All lines in which the word "Temperature" occurs are to be extracted.

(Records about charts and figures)

-- start --

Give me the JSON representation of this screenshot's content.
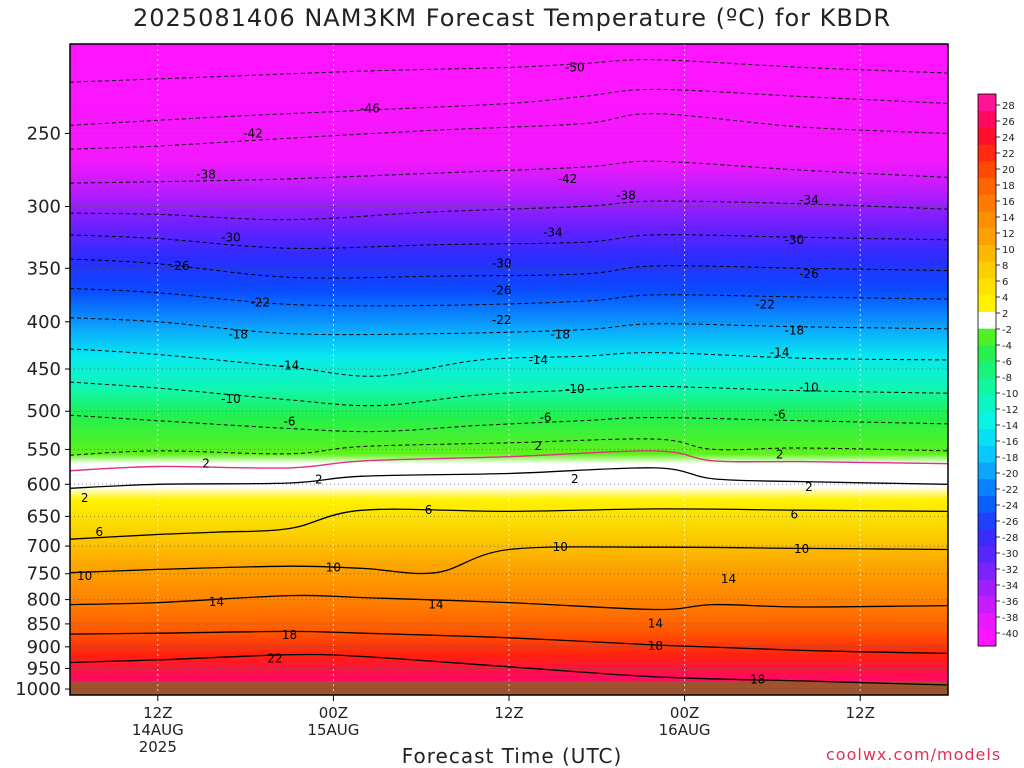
{
  "title": "2025081406 NAM3KM Forecast Temperature (ºC) for KBDR",
  "credit": "coolwx.com/models",
  "chart_data": {
    "type": "heatmap",
    "title": "2025081406 NAM3KM Forecast Temperature (ºC) for KBDR",
    "xlabel": "Forecast Time (UTC)",
    "ylabel": "",
    "y_axis": {
      "scale": "log-pressure",
      "units": "hPa",
      "ticks": [
        250,
        300,
        350,
        400,
        450,
        500,
        550,
        600,
        650,
        700,
        750,
        800,
        850,
        900,
        950,
        1000
      ],
      "range": [
        1015,
        200
      ]
    },
    "x_axis": {
      "units": "forecast hour",
      "range": [
        0,
        60
      ],
      "ticks": [
        {
          "hour": 6,
          "lines": [
            "12Z",
            "14AUG",
            "2025"
          ]
        },
        {
          "hour": 18,
          "lines": [
            "00Z",
            "15AUG"
          ]
        },
        {
          "hour": 30,
          "lines": [
            "12Z"
          ]
        },
        {
          "hour": 42,
          "lines": [
            "00Z",
            "16AUG"
          ]
        },
        {
          "hour": 54,
          "lines": [
            "12Z"
          ]
        }
      ]
    },
    "grid": true,
    "colorbar": {
      "placement": "right",
      "levels": [
        -40,
        -38,
        -36,
        -34,
        -32,
        -30,
        -28,
        -26,
        -24,
        -22,
        -20,
        -18,
        -16,
        -14,
        -12,
        -10,
        -8,
        -6,
        -4,
        -2,
        2,
        4,
        6,
        8,
        10,
        12,
        14,
        16,
        18,
        20,
        22,
        24,
        28
      ],
      "labels": [
        "28",
        "26",
        "24",
        "22",
        "20",
        "18",
        "16",
        "14",
        "12",
        "10",
        "8",
        "6",
        "4",
        "2",
        "-2",
        "-4",
        "-6",
        "-8",
        "-10",
        "-12",
        "-14",
        "-16",
        "-18",
        "-20",
        "-22",
        "-24",
        "-26",
        "-28",
        "-30",
        "-32",
        "-34",
        "-36",
        "-38",
        "-40"
      ]
    },
    "series": [
      {
        "temp": -50,
        "x": [
          0,
          10,
          20,
          30,
          35,
          40,
          50,
          60
        ],
        "pressure": [
          220,
          217,
          214,
          212,
          210,
          208,
          212,
          215
        ]
      },
      {
        "temp": -46,
        "x": [
          0,
          10,
          20,
          30,
          35,
          40,
          50,
          60
        ],
        "pressure": [
          245,
          240,
          236,
          232,
          228,
          224,
          228,
          232
        ]
      },
      {
        "temp": -42,
        "x": [
          0,
          6,
          15,
          25,
          35,
          40,
          50,
          60
        ],
        "pressure": [
          260,
          258,
          253,
          248,
          244,
          238,
          246,
          250
        ]
      },
      {
        "temp": -38,
        "x": [
          0,
          6,
          15,
          25,
          35,
          40,
          50,
          60
        ],
        "pressure": [
          283,
          282,
          280,
          276,
          272,
          268,
          274,
          279
        ]
      },
      {
        "temp": -34,
        "x": [
          0,
          6,
          15,
          25,
          35,
          40,
          50,
          60
        ],
        "pressure": [
          305,
          306,
          310,
          304,
          300,
          296,
          298,
          302
        ]
      },
      {
        "temp": -30,
        "x": [
          0,
          6,
          15,
          25,
          35,
          40,
          50,
          60
        ],
        "pressure": [
          322,
          325,
          333,
          330,
          328,
          322,
          324,
          326
        ]
      },
      {
        "temp": -26,
        "x": [
          0,
          6,
          15,
          25,
          35,
          40,
          50,
          60
        ],
        "pressure": [
          342,
          346,
          358,
          357,
          355,
          348,
          350,
          352
        ]
      },
      {
        "temp": -22,
        "x": [
          0,
          6,
          15,
          25,
          35,
          40,
          50,
          60
        ],
        "pressure": [
          368,
          372,
          383,
          384,
          380,
          374,
          376,
          378
        ]
      },
      {
        "temp": -18,
        "x": [
          0,
          6,
          15,
          25,
          35,
          40,
          50,
          60
        ],
        "pressure": [
          396,
          400,
          412,
          412,
          408,
          402,
          405,
          407
        ]
      },
      {
        "temp": -14,
        "x": [
          0,
          6,
          15,
          21,
          28,
          35,
          40,
          50,
          60
        ],
        "pressure": [
          428,
          434,
          448,
          458,
          440,
          436,
          432,
          438,
          440
        ]
      },
      {
        "temp": -10,
        "x": [
          0,
          6,
          15,
          21,
          28,
          35,
          40,
          50,
          60
        ],
        "pressure": [
          465,
          472,
          486,
          493,
          480,
          474,
          470,
          475,
          478
        ]
      },
      {
        "temp": -6,
        "x": [
          0,
          6,
          15,
          21,
          28,
          35,
          40,
          50,
          60
        ],
        "pressure": [
          505,
          512,
          522,
          526,
          518,
          512,
          508,
          512,
          516
        ]
      },
      {
        "temp": -2,
        "x": [
          0,
          6,
          15,
          20,
          30,
          40,
          44,
          50,
          60
        ],
        "pressure": [
          558,
          552,
          556,
          546,
          541,
          536,
          550,
          548,
          552
        ]
      },
      {
        "temp": 0,
        "x": [
          0,
          6,
          15,
          20,
          30,
          40,
          44,
          50,
          60
        ],
        "pressure": [
          580,
          574,
          576,
          566,
          560,
          552,
          566,
          567,
          570
        ]
      },
      {
        "temp": 2,
        "x": [
          0,
          6,
          15,
          20,
          30,
          40,
          44,
          50,
          60
        ],
        "pressure": [
          606,
          600,
          598,
          588,
          584,
          576,
          592,
          596,
          600
        ]
      },
      {
        "temp": 6,
        "x": [
          0,
          6,
          10,
          15,
          20,
          30,
          40,
          50,
          60
        ],
        "pressure": [
          688,
          680,
          676,
          670,
          640,
          642,
          638,
          640,
          642
        ]
      },
      {
        "temp": 10,
        "x": [
          0,
          6,
          15,
          20,
          25,
          30,
          40,
          50,
          60
        ],
        "pressure": [
          748,
          742,
          736,
          740,
          748,
          706,
          702,
          704,
          706
        ]
      },
      {
        "temp": 14,
        "x": [
          0,
          6,
          15,
          20,
          30,
          40,
          44,
          50,
          60
        ],
        "pressure": [
          810,
          806,
          792,
          796,
          806,
          820,
          810,
          815,
          812
        ]
      },
      {
        "temp": 18,
        "x": [
          0,
          6,
          15,
          20,
          30,
          40,
          50,
          60
        ],
        "pressure": [
          872,
          870,
          866,
          870,
          880,
          896,
          908,
          915
        ]
      },
      {
        "temp": 22,
        "x": [
          0,
          6,
          15,
          20,
          30,
          40,
          50,
          60
        ],
        "pressure": [
          936,
          930,
          918,
          922,
          946,
          970,
          980,
          990
        ]
      }
    ],
    "contour_labels": [
      {
        "text": "-50",
        "x": 34.5,
        "p": 212
      },
      {
        "text": "-46",
        "x": 20.5,
        "p": 235
      },
      {
        "text": "-42",
        "x": 12.5,
        "p": 250
      },
      {
        "text": "-42",
        "x": 34,
        "p": 280
      },
      {
        "text": "-38",
        "x": 9.3,
        "p": 277
      },
      {
        "text": "-38",
        "x": 38,
        "p": 292
      },
      {
        "text": "-34",
        "x": 33,
        "p": 320
      },
      {
        "text": "-34",
        "x": 50.5,
        "p": 295
      },
      {
        "text": "-30",
        "x": 11,
        "p": 324
      },
      {
        "text": "-30",
        "x": 29.5,
        "p": 346
      },
      {
        "text": "-30",
        "x": 49.5,
        "p": 326
      },
      {
        "text": "-26",
        "x": 7.5,
        "p": 348
      },
      {
        "text": "-26",
        "x": 29.5,
        "p": 370
      },
      {
        "text": "-26",
        "x": 50.5,
        "p": 355
      },
      {
        "text": "-22",
        "x": 13,
        "p": 381
      },
      {
        "text": "-22",
        "x": 29.5,
        "p": 398
      },
      {
        "text": "-22",
        "x": 47.5,
        "p": 383
      },
      {
        "text": "-18",
        "x": 11.5,
        "p": 413
      },
      {
        "text": "-18",
        "x": 33.5,
        "p": 413
      },
      {
        "text": "-18",
        "x": 49.5,
        "p": 409
      },
      {
        "text": "-14",
        "x": 15,
        "p": 446
      },
      {
        "text": "-14",
        "x": 32,
        "p": 440
      },
      {
        "text": "-14",
        "x": 48.5,
        "p": 432
      },
      {
        "text": "-10",
        "x": 11,
        "p": 485
      },
      {
        "text": "-10",
        "x": 34.5,
        "p": 473
      },
      {
        "text": "-10",
        "x": 50.5,
        "p": 471
      },
      {
        "text": "-6",
        "x": 15,
        "p": 513
      },
      {
        "text": "-6",
        "x": 32.5,
        "p": 508
      },
      {
        "text": "-6",
        "x": 48.5,
        "p": 504
      },
      {
        "text": "2",
        "x": 9.3,
        "p": 570
      },
      {
        "text": "2",
        "x": 32,
        "p": 545
      },
      {
        "text": "2",
        "x": 48.5,
        "p": 557
      },
      {
        "text": "2",
        "x": 1,
        "p": 621
      },
      {
        "text": "2",
        "x": 17,
        "p": 593
      },
      {
        "text": "2",
        "x": 34.5,
        "p": 592
      },
      {
        "text": "2",
        "x": 50.5,
        "p": 604
      },
      {
        "text": "6",
        "x": 2,
        "p": 676
      },
      {
        "text": "6",
        "x": 24.5,
        "p": 640
      },
      {
        "text": "6",
        "x": 49.5,
        "p": 647
      },
      {
        "text": "10",
        "x": 1,
        "p": 754
      },
      {
        "text": "10",
        "x": 18,
        "p": 738
      },
      {
        "text": "10",
        "x": 33.5,
        "p": 702
      },
      {
        "text": "10",
        "x": 50,
        "p": 705
      },
      {
        "text": "14",
        "x": 10,
        "p": 805
      },
      {
        "text": "14",
        "x": 25,
        "p": 810
      },
      {
        "text": "14",
        "x": 40,
        "p": 849
      },
      {
        "text": "14",
        "x": 45,
        "p": 760
      },
      {
        "text": "18",
        "x": 15,
        "p": 874
      },
      {
        "text": "18",
        "x": 40,
        "p": 898
      },
      {
        "text": "18",
        "x": 47,
        "p": 976
      },
      {
        "text": "22",
        "x": 14,
        "p": 927
      }
    ]
  }
}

-- end --

Solution
  "title": "2025081406 NAM3KM Forecast Temperature (ºC) for KBDR",
    "title": "2025081406 NAM3KM Forecast Temperature (ºC) for KBDR",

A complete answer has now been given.